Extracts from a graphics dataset
◇ ◇ ◇ ◇ ◇

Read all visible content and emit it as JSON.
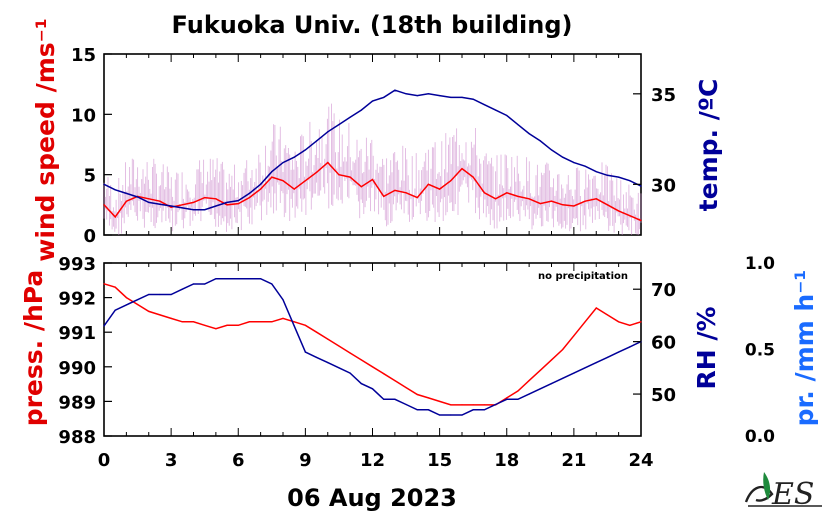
{
  "title": "Fukuoka Univ. (18th building)",
  "date_label": "06 Aug 2023",
  "precip_note": "no precipitation",
  "colors": {
    "wind_mean": "#ff0000",
    "wind_raw": "#cc88cc",
    "temp": "#000099",
    "pressure": "#ff0000",
    "rh": "#000099",
    "precip_label": "#1a6bff"
  },
  "chart_data": [
    {
      "type": "line",
      "panel": "top",
      "x": [
        0,
        0.5,
        1,
        1.5,
        2,
        2.5,
        3,
        3.5,
        4,
        4.5,
        5,
        5.5,
        6,
        6.5,
        7,
        7.5,
        8,
        8.5,
        9,
        9.5,
        10,
        10.5,
        11,
        11.5,
        12,
        12.5,
        13,
        13.5,
        14,
        14.5,
        15,
        15.5,
        16,
        16.5,
        17,
        17.5,
        18,
        18.5,
        19,
        19.5,
        20,
        20.5,
        21,
        21.5,
        22,
        22.5,
        23,
        23.5,
        24
      ],
      "xlim": [
        0,
        24
      ],
      "xticks": [
        "0",
        "3",
        "6",
        "9",
        "12",
        "15",
        "18",
        "21",
        "24"
      ],
      "left_axis": {
        "label": "wind speed /ms⁻¹",
        "ylim": [
          0,
          15
        ],
        "ticks": [
          "0",
          "5",
          "10",
          "15"
        ]
      },
      "right_axis": {
        "label": "temp. /ºC",
        "ylim": [
          27.2,
          37.2
        ],
        "ticks": [
          "30",
          "35"
        ]
      },
      "series": [
        {
          "axis": "left",
          "values": [
            2.5,
            1.5,
            2.8,
            3.2,
            3.0,
            2.8,
            2.3,
            2.5,
            2.7,
            3.1,
            3.0,
            2.5,
            2.6,
            3.1,
            3.8,
            4.8,
            4.5,
            3.8,
            4.5,
            5.2,
            6.0,
            5.0,
            4.8,
            4.0,
            4.6,
            3.2,
            3.7,
            3.5,
            3.1,
            4.2,
            3.8,
            4.5,
            5.5,
            4.8,
            3.5,
            3.0,
            3.5,
            3.2,
            3.0,
            2.6,
            2.8,
            2.5,
            2.4,
            2.8,
            3.0,
            2.5,
            2.0,
            1.6,
            1.2
          ]
        },
        {
          "axis": "right",
          "values": [
            30.0,
            29.7,
            29.5,
            29.3,
            29.0,
            28.9,
            28.8,
            28.7,
            28.6,
            28.6,
            28.8,
            29.0,
            29.1,
            29.5,
            30.0,
            30.7,
            31.2,
            31.5,
            31.9,
            32.4,
            32.9,
            33.3,
            33.7,
            34.1,
            34.6,
            34.8,
            35.2,
            35.0,
            34.9,
            35.0,
            34.9,
            34.8,
            34.8,
            34.7,
            34.4,
            34.1,
            33.8,
            33.3,
            32.8,
            32.4,
            31.9,
            31.5,
            31.2,
            31.0,
            30.7,
            30.5,
            30.4,
            30.2,
            29.9
          ]
        }
      ]
    },
    {
      "type": "line",
      "panel": "bottom",
      "x": [
        0,
        0.5,
        1,
        1.5,
        2,
        2.5,
        3,
        3.5,
        4,
        4.5,
        5,
        5.5,
        6,
        6.5,
        7,
        7.5,
        8,
        8.5,
        9,
        9.5,
        10,
        10.5,
        11,
        11.5,
        12,
        12.5,
        13,
        13.5,
        14,
        14.5,
        15,
        15.5,
        16,
        16.5,
        17,
        17.5,
        18,
        18.5,
        19,
        19.5,
        20,
        20.5,
        21,
        21.5,
        22,
        22.5,
        23,
        23.5,
        24
      ],
      "xlim": [
        0,
        24
      ],
      "xticks": [
        "0",
        "3",
        "6",
        "9",
        "12",
        "15",
        "18",
        "21",
        "24"
      ],
      "left_axis": {
        "label": "press. /hPa",
        "ylim": [
          988,
          993
        ],
        "ticks": [
          "988",
          "989",
          "990",
          "991",
          "992",
          "993"
        ]
      },
      "right_axis": {
        "label": "RH /%",
        "ylim": [
          42,
          75
        ],
        "ticks": [
          "50",
          "60",
          "70"
        ]
      },
      "precip_axis": {
        "label": "pr. /mm h⁻¹",
        "ylim": [
          0.0,
          1.0
        ],
        "ticks": [
          "0.0",
          "0.5",
          "1.0"
        ]
      },
      "series": [
        {
          "axis": "left",
          "values": [
            992.4,
            992.3,
            992.0,
            991.8,
            991.6,
            991.5,
            991.4,
            991.3,
            991.3,
            991.2,
            991.1,
            991.2,
            991.2,
            991.3,
            991.3,
            991.3,
            991.4,
            991.3,
            991.2,
            991.0,
            990.8,
            990.6,
            990.4,
            990.2,
            990.0,
            989.8,
            989.6,
            989.4,
            989.2,
            989.1,
            989.0,
            988.9,
            988.9,
            988.9,
            988.9,
            988.9,
            989.1,
            989.3,
            989.6,
            989.9,
            990.2,
            990.5,
            990.9,
            991.3,
            991.7,
            991.5,
            991.3,
            991.2,
            991.3
          ]
        },
        {
          "axis": "right",
          "values": [
            63,
            66,
            67,
            68,
            69,
            69,
            69,
            70,
            71,
            71,
            72,
            72,
            72,
            72,
            72,
            71,
            68,
            63,
            58,
            57,
            56,
            55,
            54,
            52,
            51,
            49,
            49,
            48,
            47,
            47,
            46,
            46,
            46,
            47,
            47,
            48,
            49,
            49,
            50,
            51,
            52,
            53,
            54,
            55,
            56,
            57,
            58,
            59,
            60
          ]
        }
      ]
    }
  ]
}
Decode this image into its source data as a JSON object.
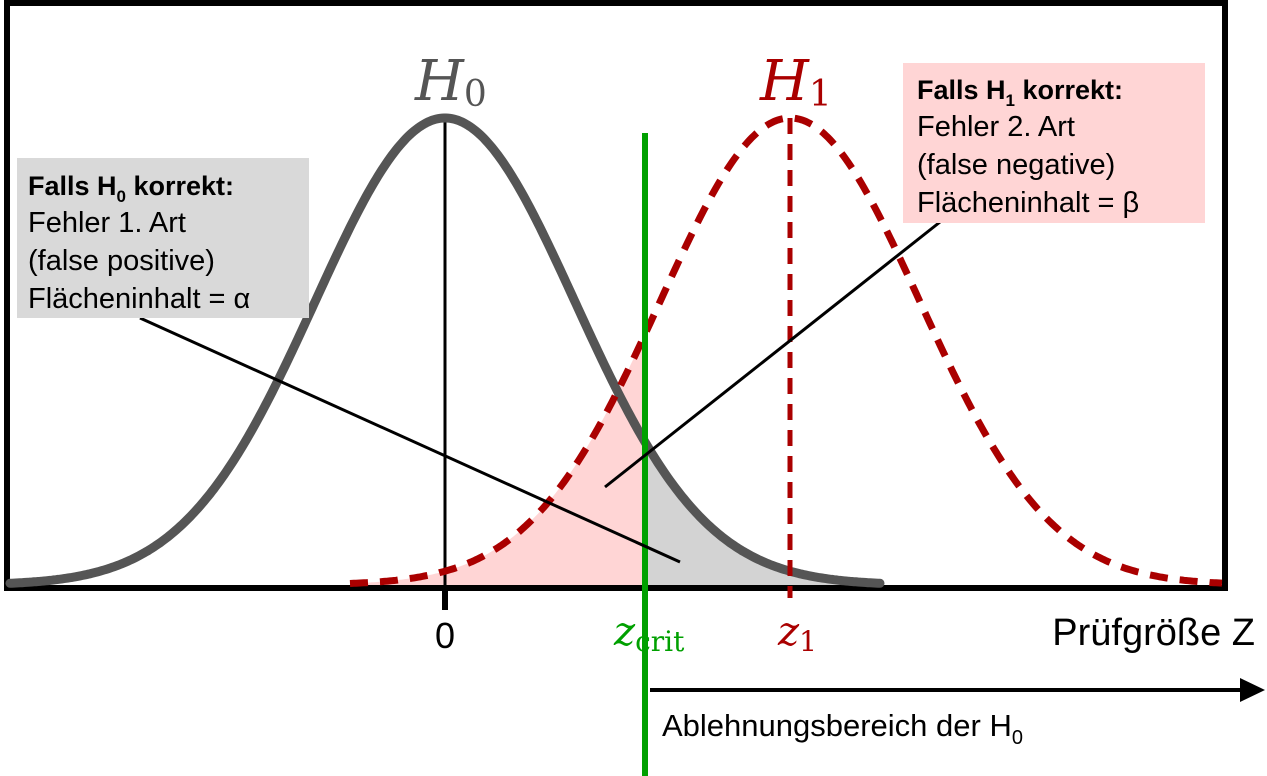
{
  "hypotheses": {
    "h0_symbol": "H",
    "h0_sub": "0",
    "h1_symbol": "H",
    "h1_sub": "1"
  },
  "box_h0": {
    "title_prefix": "Falls H",
    "title_sub": "0",
    "title_suffix": " korrekt:",
    "line1": "Fehler 1. Art",
    "line2": "(false positive)",
    "line3": "Flächeninhalt = α"
  },
  "box_h1": {
    "title_prefix": "Falls H",
    "title_sub": "1",
    "title_suffix": " korrekt:",
    "line1": "Fehler 2. Art",
    "line2": "(false negative)",
    "line3": "Flächeninhalt = β"
  },
  "axis": {
    "zero_label": "0",
    "zcrit_main": "z",
    "zcrit_sub": "crit",
    "z1_main": "z",
    "z1_sub": "1",
    "axis_title": "Prüfgröße Z"
  },
  "rejection": {
    "prefix": "Ablehnungsbereich der H",
    "sub": "0"
  },
  "colors": {
    "h0_curve": "#555555",
    "h1_curve": "#aa0000",
    "critical_line": "#00a000",
    "beta_fill": "#ffd5d5",
    "alpha_fill": "#d3d3d3",
    "box_h0_bg": "#d9d9d9",
    "box_h1_bg": "#ffd5d5"
  }
}
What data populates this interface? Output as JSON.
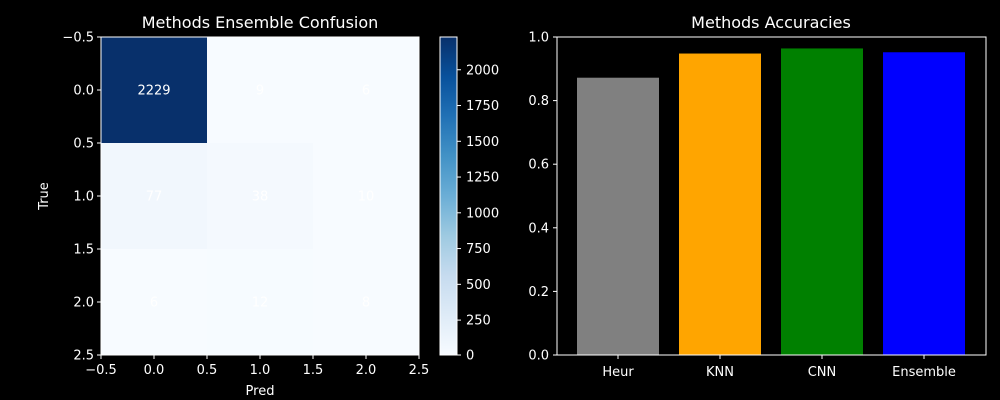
{
  "figure": {
    "background": "#000000"
  },
  "chart_data": [
    {
      "type": "heatmap",
      "title": "Methods Ensemble Confusion",
      "xlabel": "Pred",
      "ylabel": "True",
      "matrix": [
        [
          2229,
          9,
          6
        ],
        [
          77,
          38,
          10
        ],
        [
          6,
          12,
          8
        ]
      ],
      "xlim": [
        -0.5,
        2.5
      ],
      "ylim": [
        2.5,
        -0.5
      ],
      "xticks": [
        "−0.5",
        "0.0",
        "0.5",
        "1.0",
        "1.5",
        "2.0",
        "2.5"
      ],
      "yticks": [
        "−0.5",
        "0.0",
        "0.5",
        "1.0",
        "1.5",
        "2.0",
        "2.5"
      ],
      "colormap": "Blues",
      "color_low": "#f7fbff",
      "color_high": "#08306b",
      "vmin": 6,
      "vmax": 2229,
      "colorbar_ticks": [
        "0",
        "250",
        "500",
        "750",
        "1000",
        "1250",
        "1500",
        "1750",
        "2000"
      ],
      "label_color": "#ffffff"
    },
    {
      "type": "bar",
      "title": "Methods Accuracies",
      "categories": [
        "Heur",
        "KNN",
        "CNN",
        "Ensemble"
      ],
      "values": [
        0.872,
        0.948,
        0.964,
        0.952
      ],
      "colors": [
        "#808080",
        "#ffa500",
        "#008000",
        "#0000ff"
      ],
      "ylim": [
        0,
        1.0
      ],
      "yticks": [
        "0.0",
        "0.2",
        "0.4",
        "0.6",
        "0.8",
        "1.0"
      ]
    }
  ]
}
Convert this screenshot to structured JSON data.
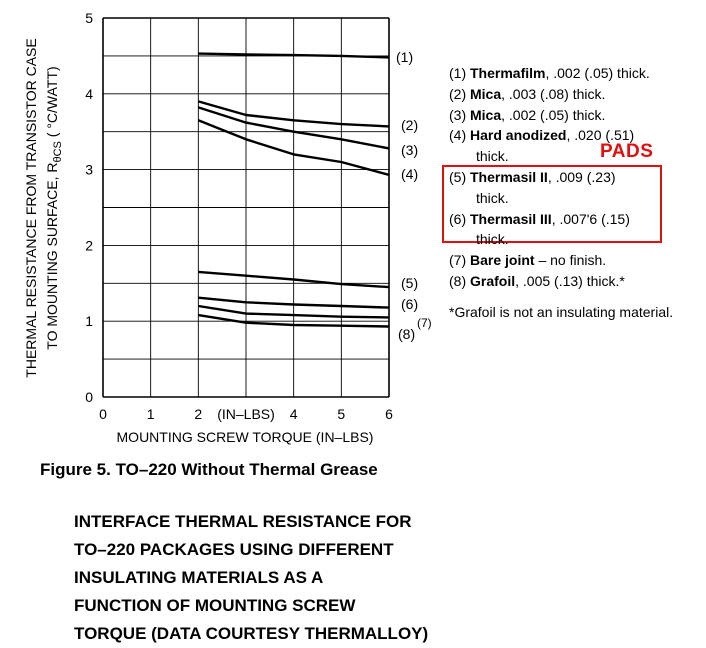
{
  "chart_data": {
    "type": "line",
    "x_axis": {
      "label": "MOUNTING SCREW TORQUE (IN–LBS)",
      "range": [
        0,
        6
      ],
      "ticks": [
        "0",
        "1",
        "2",
        "4",
        "5",
        "6"
      ],
      "tick_values": [
        0,
        1,
        2,
        4,
        5,
        6
      ],
      "inline_label": "(IN–LBS)",
      "inline_at": 3
    },
    "y_axis": {
      "label_line1": "THERMAL RESISTANCE FROM TRANSISTOR CASE",
      "label_line2_prefix": "TO MOUNTING SURFACE, R",
      "label_line2_sub": "θCS",
      "label_line2_suffix": " ( °C/WATT)",
      "range": [
        0,
        5
      ],
      "ticks": [
        "0",
        "1",
        "2",
        "3",
        "4",
        "5"
      ],
      "tick_values": [
        0,
        1,
        2,
        3,
        4,
        5
      ]
    },
    "grid": true,
    "series": [
      {
        "name": "(1)",
        "x": [
          2,
          3,
          4,
          5,
          6
        ],
        "y": [
          4.53,
          4.52,
          4.51,
          4.5,
          4.48
        ]
      },
      {
        "name": "(2)",
        "x": [
          2,
          3,
          4,
          5,
          6
        ],
        "y": [
          3.9,
          3.72,
          3.65,
          3.6,
          3.57
        ]
      },
      {
        "name": "(3)",
        "x": [
          2,
          3,
          4,
          5,
          6
        ],
        "y": [
          3.82,
          3.62,
          3.5,
          3.4,
          3.28
        ]
      },
      {
        "name": "(4)",
        "x": [
          2,
          3,
          4,
          5,
          6
        ],
        "y": [
          3.65,
          3.4,
          3.2,
          3.1,
          2.93
        ]
      },
      {
        "name": "(5)",
        "x": [
          2,
          3,
          4,
          5,
          6
        ],
        "y": [
          1.65,
          1.6,
          1.55,
          1.49,
          1.45
        ]
      },
      {
        "name": "(6)",
        "x": [
          2,
          3,
          4,
          5,
          6
        ],
        "y": [
          1.31,
          1.25,
          1.22,
          1.2,
          1.18
        ]
      },
      {
        "name": "(7)",
        "x": [
          2,
          3,
          4,
          5,
          6
        ],
        "y": [
          1.2,
          1.1,
          1.08,
          1.06,
          1.05
        ]
      },
      {
        "name": "(8)",
        "x": [
          2,
          3,
          4,
          5,
          6
        ],
        "y": [
          1.08,
          0.98,
          0.95,
          0.94,
          0.93
        ]
      }
    ],
    "legend_placement": "right"
  },
  "legend": {
    "items": [
      {
        "num": "(1) ",
        "bold": "Thermafilm",
        "rest": ", .002 (.05) thick.",
        "cont": ""
      },
      {
        "num": "(2) ",
        "bold": "Mica",
        "rest": ", .003 (.08) thick.",
        "cont": ""
      },
      {
        "num": "(3) ",
        "bold": "Mica",
        "rest": ", .002 (.05) thick.",
        "cont": ""
      },
      {
        "num": "(4) ",
        "bold": "Hard anodized",
        "rest": ", .020 (.51)",
        "cont": "thick."
      },
      {
        "num": "(5) ",
        "bold": "Thermasil II",
        "rest": ", .009 (.23)",
        "cont": "thick."
      },
      {
        "num": "(6) ",
        "bold": "Thermasil III",
        "rest": ", .007'6 (.15)",
        "cont": "thick."
      },
      {
        "num": "(7) ",
        "bold": "Bare joint",
        "rest": " – no finish.",
        "cont": ""
      },
      {
        "num": "(8) ",
        "bold": "Grafoil",
        "rest": ", .005 (.13) thick.*",
        "cont": ""
      }
    ],
    "note": "*Grafoil is not an insulating material.",
    "pads_label": "PADS",
    "pads_color": "#e01010"
  },
  "caption": "Figure 5. TO–220 Without Thermal Grease",
  "description": [
    "INTERFACE THERMAL RESISTANCE FOR",
    "TO–220 PACKAGES USING DIFFERENT",
    "INSULATING MATERIALS AS A",
    "FUNCTION OF MOUNTING SCREW",
    "TORQUE (DATA COURTESY THERMALLOY)"
  ]
}
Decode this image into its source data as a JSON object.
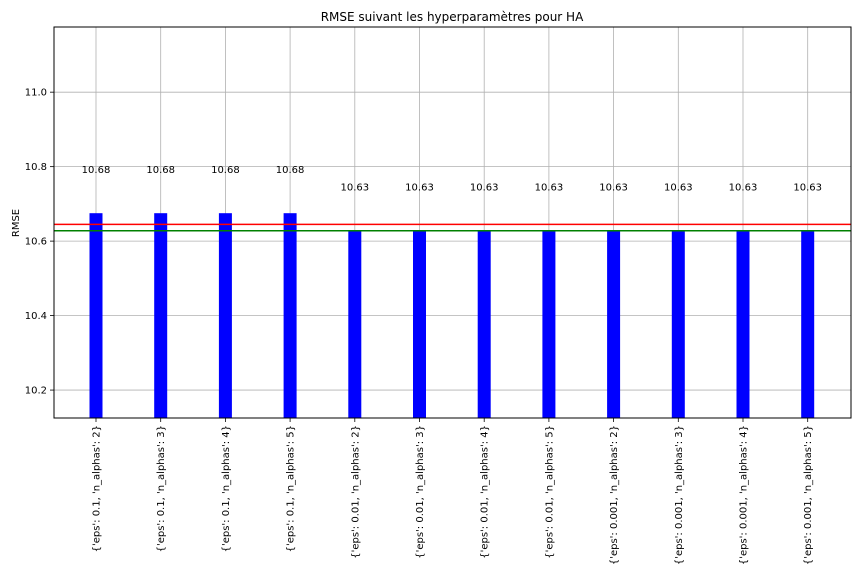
{
  "chart_data": {
    "type": "bar",
    "title": "RMSE suivant les hyperparamètres pour HA",
    "xlabel": "",
    "ylabel": "RMSE",
    "ylim": [
      10.125,
      11.175
    ],
    "yticks": [
      "10.2",
      "10.4",
      "10.6",
      "10.8",
      "11.0"
    ],
    "grid": true,
    "bar_color": "#0000ff",
    "categories": [
      "{'eps': 0.1, 'n_alphas': 2}",
      "{'eps': 0.1, 'n_alphas': 3}",
      "{'eps': 0.1, 'n_alphas': 4}",
      "{'eps': 0.1, 'n_alphas': 5}",
      "{'eps': 0.01, 'n_alphas': 2}",
      "{'eps': 0.01, 'n_alphas': 3}",
      "{'eps': 0.01, 'n_alphas': 4}",
      "{'eps': 0.01, 'n_alphas': 5}",
      "{'eps': 0.001, 'n_alphas': 2}",
      "{'eps': 0.001, 'n_alphas': 3}",
      "{'eps': 0.001, 'n_alphas': 4}",
      "{'eps': 0.001, 'n_alphas': 5}"
    ],
    "values": [
      10.675,
      10.675,
      10.675,
      10.675,
      10.628,
      10.628,
      10.628,
      10.628,
      10.628,
      10.628,
      10.628,
      10.628
    ],
    "data_labels": [
      "10.68",
      "10.68",
      "10.68",
      "10.68",
      "10.63",
      "10.63",
      "10.63",
      "10.63",
      "10.63",
      "10.63",
      "10.63",
      "10.63"
    ],
    "hlines": [
      {
        "value": 10.645,
        "color": "#ff0000"
      },
      {
        "value": 10.628,
        "color": "#008000"
      }
    ]
  }
}
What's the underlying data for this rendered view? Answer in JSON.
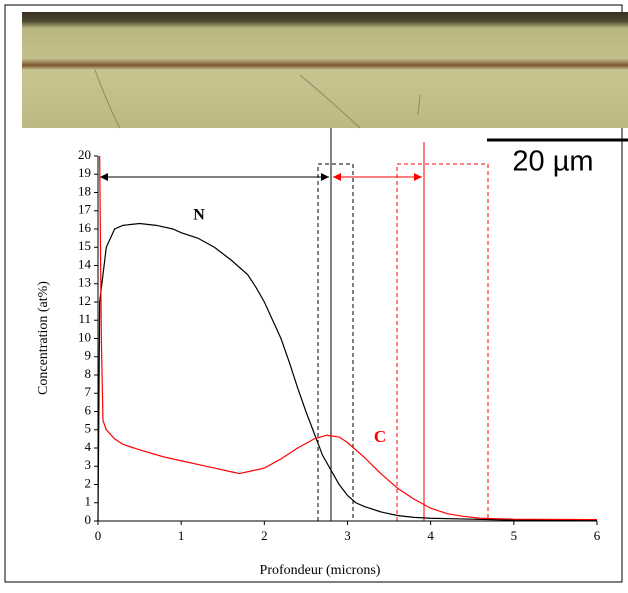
{
  "chart_data": {
    "type": "line",
    "xlabel": "Profondeur (microns)",
    "ylabel": "Concentration (at%)",
    "scale_bar": "20 µm",
    "annotations": [
      "N",
      "C"
    ],
    "xlim": [
      0,
      6
    ],
    "xticks": [
      0,
      1,
      2,
      3,
      4,
      5,
      6
    ],
    "ylim": [
      0,
      20
    ],
    "yticks": [
      0,
      1,
      2,
      3,
      4,
      5,
      6,
      7,
      8,
      9,
      10,
      11,
      12,
      13,
      14,
      15,
      16,
      17,
      18,
      19,
      20
    ],
    "series": [
      {
        "name": "N",
        "color": "#000000",
        "x": [
          0,
          0.02,
          0.1,
          0.2,
          0.3,
          0.5,
          0.7,
          0.9,
          1.0,
          1.2,
          1.4,
          1.6,
          1.8,
          1.9,
          2.0,
          2.1,
          2.2,
          2.3,
          2.4,
          2.5,
          2.6,
          2.7,
          2.8,
          2.9,
          3.0,
          3.1,
          3.2,
          3.4,
          3.6,
          3.8,
          4.0,
          4.5,
          5,
          6
        ],
        "values": [
          0,
          12,
          15,
          16,
          16.2,
          16.3,
          16.2,
          16,
          15.8,
          15.5,
          15,
          14.3,
          13.5,
          12.8,
          12,
          11,
          10,
          8.7,
          7.3,
          6,
          4.8,
          3.6,
          2.8,
          2,
          1.4,
          1,
          0.8,
          0.5,
          0.3,
          0.2,
          0.15,
          0.1,
          0.05,
          0.05
        ]
      },
      {
        "name": "C",
        "color": "#ff0000",
        "x": [
          0.02,
          0.04,
          0.06,
          0.1,
          0.2,
          0.3,
          0.5,
          0.8,
          1.0,
          1.2,
          1.4,
          1.6,
          1.7,
          1.8,
          2.0,
          2.2,
          2.4,
          2.6,
          2.75,
          2.9,
          3.0,
          3.2,
          3.4,
          3.6,
          3.8,
          4.0,
          4.2,
          4.4,
          4.6,
          5,
          6
        ],
        "values": [
          20,
          10,
          5.5,
          5,
          4.5,
          4.2,
          3.9,
          3.5,
          3.3,
          3.1,
          2.9,
          2.7,
          2.6,
          2.7,
          2.9,
          3.4,
          4,
          4.5,
          4.7,
          4.6,
          4.3,
          3.5,
          2.6,
          1.8,
          1.2,
          0.7,
          0.4,
          0.25,
          0.15,
          0.1,
          0.08
        ]
      }
    ]
  }
}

◇ ◇ ◇ ◇ ◇

§ **WHAT TO DO**: Scan the listing above. Collect all lines with the word "JSON".

§ **CORRECT ANSWER**:
Read all visible content and emit it as JSON.
Decode this image into its source data as a JSON object.
What data populates this interface? Output as JSON.
Convert this screenshot to structured JSON data.
Decode this image into its source data as a JSON object.
What's the underlying data for this rendered view? Answer in JSON.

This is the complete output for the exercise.